Task objective: Return the listing below exactly, with the pictures dropped.
++++ Listed records
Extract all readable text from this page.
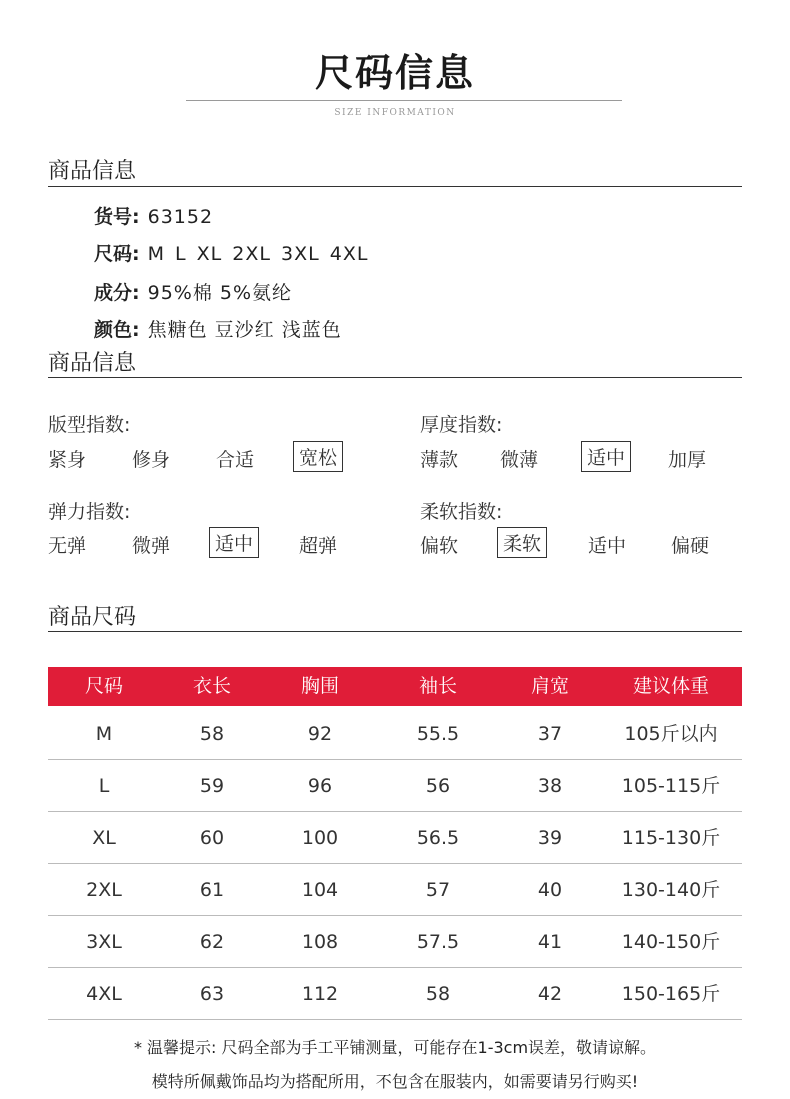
尺码信息
SIZE INFORMATION
商品信息
货号: 63152
尺码: M L XL 2XL 3XL 4XL
成分: 95%棉 5%氨纶
颜色: 焦糖色 豆沙红 浅蓝色
商品信息
版型指数:
紧身 修身 合适	宽松
厚度指数:
薄款 微薄	适中	加厚
弹力指数:
无弹 微弹	适中	超弹
柔软指数:
偏软	柔软	适中 偏硬
商品尺码
尺码	衣长	胸围	袖长	肩宽	建议体重
M	58	92	55.5	37	105斤以内
L	59	96	56	38	105-115斤
XL	60	100	56.5	39	115-130斤
2XL	61	104	57	40	130-140斤
3XL	62	108	57.5	41	140-150斤
4XL	63	112	58	42	150-165斤
* 温馨提示: 尺码全部为手工平铺测量，可能存在1-3cm误差，敬请谅解。
模特所佩戴饰品均为搭配所用，不包含在服装内，如需要请另行购买!
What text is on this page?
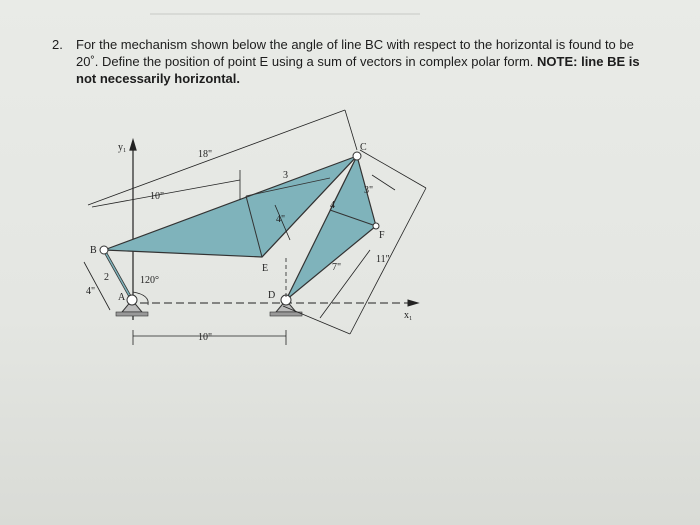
2. For the mechanism shown below the angle of line BC with respect to the horizontal is found to be 20˚. Define the position of point E using a sum of vectors in complex polar form. NOTE: line BE is not necessarily horizontal.
y₁
x₁
B
C
E
D
F
A
2
3
4
18"
10"
10"
4"
4"
3"
7"
11"
120°
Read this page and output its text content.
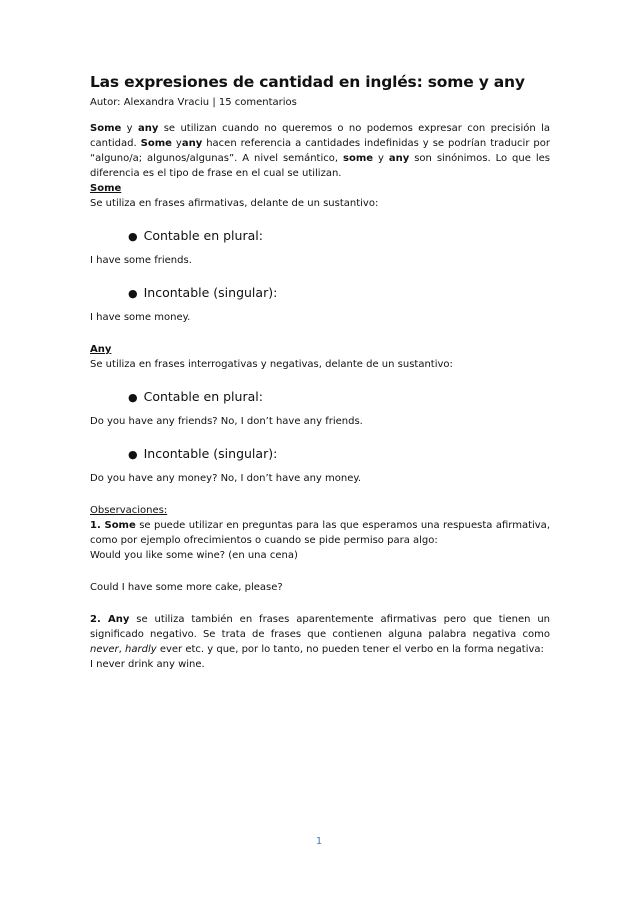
Las expresiones de cantidad en inglés: some y any
Autor: Alexandra Vraciu | 15 comentarios

Some y any se utilizan cuando no queremos o no podemos expresar con precisión la cantidad. Some yany hacen referencia a cantidades indefinidas y se podrían traducir por “alguno/a; algunos/algunas”. A nivel semántico, some y any son sinónimos. Lo que les diferencia es el tipo de frase en el cual se utilizan.

Some

Se utiliza en frases afirmativas, delante de un sustantivo:

● Contable en plural:

I have some friends.

● Incontable (singular):

I have some money.

Any

Se utiliza en frases interrogativas y negativas, delante de un sustantivo:

● Contable en plural:

Do you have any friends? No, I don’t have any friends.

● Incontable (singular):

Do you have any money? No, I don’t have any money.

Observaciones:

1. Some se puede utilizar en preguntas para las que esperamos una respuesta afirmativa, como por ejemplo ofrecimientos o cuando se pide permiso para algo:

Would you like some wine? (en una cena)

Could I have some more cake, please?

2. Any se utiliza también en frases aparentemente afirmativas pero que tienen un significado negativo. Se trata de frases que contienen alguna palabra negativa como never, hardly ever etc. y que, por lo tanto, no pueden tener el verbo en la forma negativa:

I never drink any wine.

1
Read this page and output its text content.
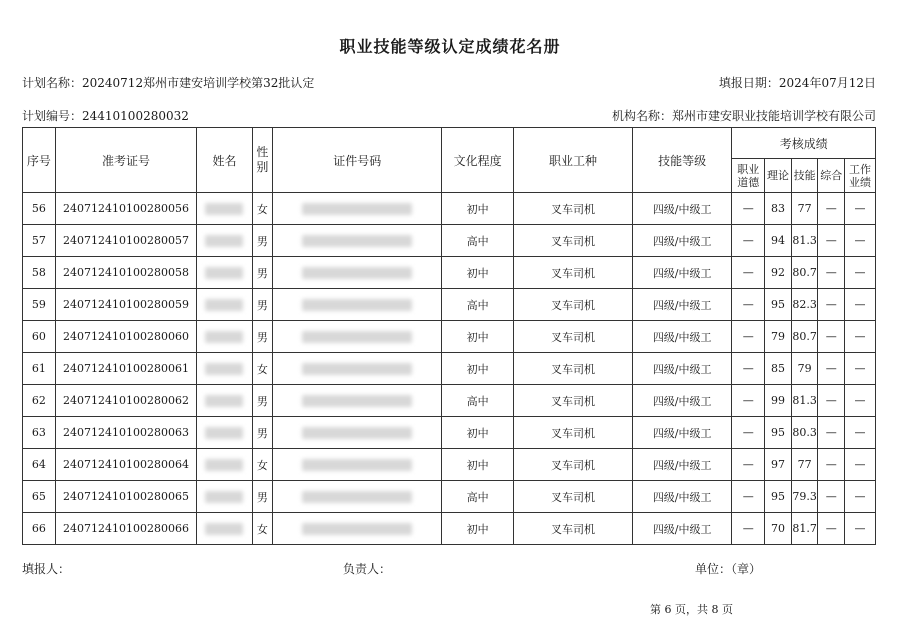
职业技能等级认定成绩花名册
计划名称：20240712郑州市建安培训学校第32批认定	填报日期：2024年07月12日
计划编号：24410100280032	机构名称：郑州市建安职业技能培训学校有限公司
序号	准考证号	姓名	性别	证件号码	文化程度	职业工种	技能等级	考核成绩				
								职业道德	理论	技能	综合	工作业绩
56	240712410100280056		女		初中	叉车司机	四级/中级工	—	83	77	—	—
57	240712410100280057		男		高中	叉车司机	四级/中级工	—	94	81.3	—	—
58	240712410100280058		男		初中	叉车司机	四级/中级工	—	92	80.7	—	—
59	240712410100280059		男		高中	叉车司机	四级/中级工	—	95	82.3	—	—
60	240712410100280060		男		初中	叉车司机	四级/中级工	—	79	80.7	—	—
61	240712410100280061		女		初中	叉车司机	四级/中级工	—	85	79	—	—
62	240712410100280062		男		高中	叉车司机	四级/中级工	—	99	81.3	—	—
63	240712410100280063		男		初中	叉车司机	四级/中级工	—	95	80.3	—	—
64	240712410100280064		女		初中	叉车司机	四级/中级工	—	97	77	—	—
65	240712410100280065		男		高中	叉车司机	四级/中级工	—	95	79.3	—	—
66	240712410100280066		女		初中	叉车司机	四级/中级工	—	70	81.7	—	—
填报人：	负责人：	单位：（章）
第 6 页，共 8 页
++++++++
Solved problem:
Extract all readable text from this page.
尺码信息
SIZE INFORMATION
商品信息
货号: 63152
尺码: M L XL 2XL 3XL 4XL
成分: 95%棉 5%氨纶
颜色: 焦糖色 豆沙红 浅蓝色
商品信息
版型指数:
紧身 修身 合适	宽松
厚度指数:
薄款 微薄	适中	加厚
弹力指数:
无弹 微弹	适中	超弹
柔软指数:
偏软	柔软	适中 偏硬
商品尺码
尺码	衣长	胸围	袖长	肩宽	建议体重
M	58	92	55.5	37	105斤以内
L	59	96	56	38	105-115斤
XL	60	100	56.5	39	115-130斤
2XL	61	104	57	40	130-140斤
3XL	62	108	57.5	41	140-150斤
4XL	63	112	58	42	150-165斤
* 温馨提示: 尺码全部为手工平铺测量，可能存在1-3cm误差，敬请谅解。
模特所佩戴饰品均为搭配所用，不包含在服装内，如需要请另行购买!
What text is on this page?
2. For the mechanism shown below the angle of line BC with respect to the horizontal is found to be 20˚. Define the position of point E using a sum of vectors in complex polar form. NOTE: line BE is not necessarily horizontal.
y₁
x₁
B
C
E
D
F
A
2
3
4
18"
10"
10"
4"
4"
3"
7"
11"
120°
Read this page and output its text content.
Las expresiones de cantidad en inglés: some y any
Autor: Alexandra Vraciu | 15 comentarios

Some y any se utilizan cuando no queremos o no podemos expresar con precisión la cantidad. Some yany hacen referencia a cantidades indefinidas y se podrían traducir por “alguno/a; algunos/algunas”. A nivel semántico, some y any son sinónimos. Lo que les diferencia es el tipo de frase en el cual se utilizan.

Some

Se utiliza en frases afirmativas, delante de un sustantivo:

● Contable en plural:

I have some friends.

● Incontable (singular):

I have some money.

Any

Se utiliza en frases interrogativas y negativas, delante de un sustantivo:

● Contable en plural:

Do you have any friends? No, I don’t have any friends.

● Incontable (singular):

Do you have any money? No, I don’t have any money.

Observaciones:

1. Some se puede utilizar en preguntas para las que esperamos una respuesta afirmativa, como por ejemplo ofrecimientos o cuando se pide permiso para algo:

Would you like some wine? (en una cena)

Could I have some more cake, please?

2. Any se utiliza también en frases aparentemente afirmativas pero que tienen un significado negativo. Se trata de frases que contienen alguna palabra negativa como never, hardly ever etc. y que, por lo tanto, no pueden tener el verbo en la forma negativa:

I never drink any wine.

1
Read this page and output its text content.
职业技能等级认定成绩花名册
计划名称：20240712郑州市建安培训学校第32批认定	填报日期：2024年07月12日
计划编号：24410100280032	机构名称：郑州市建安职业技能培训学校有限公司
序号	准考证号	姓名	性别	证件号码	文化程度	职业工种	技能等级	考核成绩				
								职业道德	理论	技能	综合	工作业绩
56	240712410100280056		女		初中	叉车司机	四级/中级工	—	83	77	—	—
57	240712410100280057		男		高中	叉车司机	四级/中级工	—	94	81.3	—	—
58	240712410100280058		男		初中	叉车司机	四级/中级工	—	92	80.7	—	—
59	240712410100280059		男		高中	叉车司机	四级/中级工	—	95	82.3	—	—
60	240712410100280060		男		初中	叉车司机	四级/中级工	—	79	80.7	—	—
61	240712410100280061		女		初中	叉车司机	四级/中级工	—	85	79	—	—
62	240712410100280062		男		高中	叉车司机	四级/中级工	—	99	81.3	—	—
63	240712410100280063		男		初中	叉车司机	四级/中级工	—	95	80.3	—	—
64	240712410100280064		女		初中	叉车司机	四级/中级工	—	97	77	—	—
65	240712410100280065		男		高中	叉车司机	四级/中级工	—	95	79.3	—	—
66	240712410100280066		女		初中	叉车司机	四级/中级工	—	70	81.7	—	—
填报人：	负责人：	单位：（章）
第 6 页，共 8 页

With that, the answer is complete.